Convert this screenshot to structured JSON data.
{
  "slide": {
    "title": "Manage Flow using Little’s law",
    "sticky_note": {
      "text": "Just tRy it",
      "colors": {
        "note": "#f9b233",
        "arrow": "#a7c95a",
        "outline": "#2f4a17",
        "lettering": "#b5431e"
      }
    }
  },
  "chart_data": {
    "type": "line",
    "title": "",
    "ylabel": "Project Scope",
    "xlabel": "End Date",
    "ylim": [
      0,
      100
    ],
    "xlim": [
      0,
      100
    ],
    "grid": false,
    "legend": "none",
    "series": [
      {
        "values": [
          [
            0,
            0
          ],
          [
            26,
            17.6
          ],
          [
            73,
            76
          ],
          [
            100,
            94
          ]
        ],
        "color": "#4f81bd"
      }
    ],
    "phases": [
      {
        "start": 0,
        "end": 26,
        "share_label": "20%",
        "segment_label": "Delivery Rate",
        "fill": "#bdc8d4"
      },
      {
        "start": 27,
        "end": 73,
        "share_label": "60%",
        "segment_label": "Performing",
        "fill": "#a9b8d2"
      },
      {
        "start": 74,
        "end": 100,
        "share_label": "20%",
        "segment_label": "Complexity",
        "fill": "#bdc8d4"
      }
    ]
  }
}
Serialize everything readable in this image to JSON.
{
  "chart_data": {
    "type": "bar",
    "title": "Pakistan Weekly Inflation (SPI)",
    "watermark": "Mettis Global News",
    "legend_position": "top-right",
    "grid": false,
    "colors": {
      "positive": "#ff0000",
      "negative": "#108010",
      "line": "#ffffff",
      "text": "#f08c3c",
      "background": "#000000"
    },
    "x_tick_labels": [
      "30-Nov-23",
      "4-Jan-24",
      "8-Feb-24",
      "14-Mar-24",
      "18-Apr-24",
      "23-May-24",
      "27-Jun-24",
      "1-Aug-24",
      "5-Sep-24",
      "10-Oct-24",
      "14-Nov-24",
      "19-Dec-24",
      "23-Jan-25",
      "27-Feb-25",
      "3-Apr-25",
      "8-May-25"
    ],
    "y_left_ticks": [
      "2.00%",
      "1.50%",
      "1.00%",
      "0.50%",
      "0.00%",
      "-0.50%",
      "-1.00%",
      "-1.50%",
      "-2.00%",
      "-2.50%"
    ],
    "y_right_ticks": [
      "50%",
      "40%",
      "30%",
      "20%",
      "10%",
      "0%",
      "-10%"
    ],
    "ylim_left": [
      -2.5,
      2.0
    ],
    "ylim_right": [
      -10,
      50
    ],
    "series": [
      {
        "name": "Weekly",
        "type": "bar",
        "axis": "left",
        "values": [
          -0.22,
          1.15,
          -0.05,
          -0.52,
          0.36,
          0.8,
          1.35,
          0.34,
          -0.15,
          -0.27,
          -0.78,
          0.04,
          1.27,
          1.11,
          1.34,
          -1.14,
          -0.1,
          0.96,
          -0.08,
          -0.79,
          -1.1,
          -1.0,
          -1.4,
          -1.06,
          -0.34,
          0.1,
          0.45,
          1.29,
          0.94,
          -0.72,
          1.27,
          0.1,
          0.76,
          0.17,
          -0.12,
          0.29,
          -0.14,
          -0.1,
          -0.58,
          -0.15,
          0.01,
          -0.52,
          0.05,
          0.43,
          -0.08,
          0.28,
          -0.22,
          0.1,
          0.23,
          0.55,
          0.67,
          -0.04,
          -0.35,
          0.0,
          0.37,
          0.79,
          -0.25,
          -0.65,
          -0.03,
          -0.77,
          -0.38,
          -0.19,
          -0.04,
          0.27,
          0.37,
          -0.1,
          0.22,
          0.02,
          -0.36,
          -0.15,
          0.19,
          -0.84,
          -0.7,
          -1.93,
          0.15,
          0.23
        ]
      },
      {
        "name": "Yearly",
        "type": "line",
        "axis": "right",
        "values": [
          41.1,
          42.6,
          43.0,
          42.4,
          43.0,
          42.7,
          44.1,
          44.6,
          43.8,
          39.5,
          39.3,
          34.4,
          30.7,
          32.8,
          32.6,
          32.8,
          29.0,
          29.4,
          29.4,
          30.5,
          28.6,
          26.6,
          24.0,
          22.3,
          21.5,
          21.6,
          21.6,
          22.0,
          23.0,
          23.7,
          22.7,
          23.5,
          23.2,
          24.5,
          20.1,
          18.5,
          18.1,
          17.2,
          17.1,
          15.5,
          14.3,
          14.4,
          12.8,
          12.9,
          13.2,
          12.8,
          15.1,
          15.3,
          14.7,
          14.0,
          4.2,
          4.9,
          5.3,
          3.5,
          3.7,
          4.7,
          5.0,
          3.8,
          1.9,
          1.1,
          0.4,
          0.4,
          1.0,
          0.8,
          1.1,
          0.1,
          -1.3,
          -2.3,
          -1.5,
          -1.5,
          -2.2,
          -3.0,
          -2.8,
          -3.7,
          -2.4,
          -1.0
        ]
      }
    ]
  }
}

------------------------

Gather each line in the data that holds the string "type".

Answer below –
    "type": "line",
    "type": "bar",
        "type": "bar",
        "type": "line",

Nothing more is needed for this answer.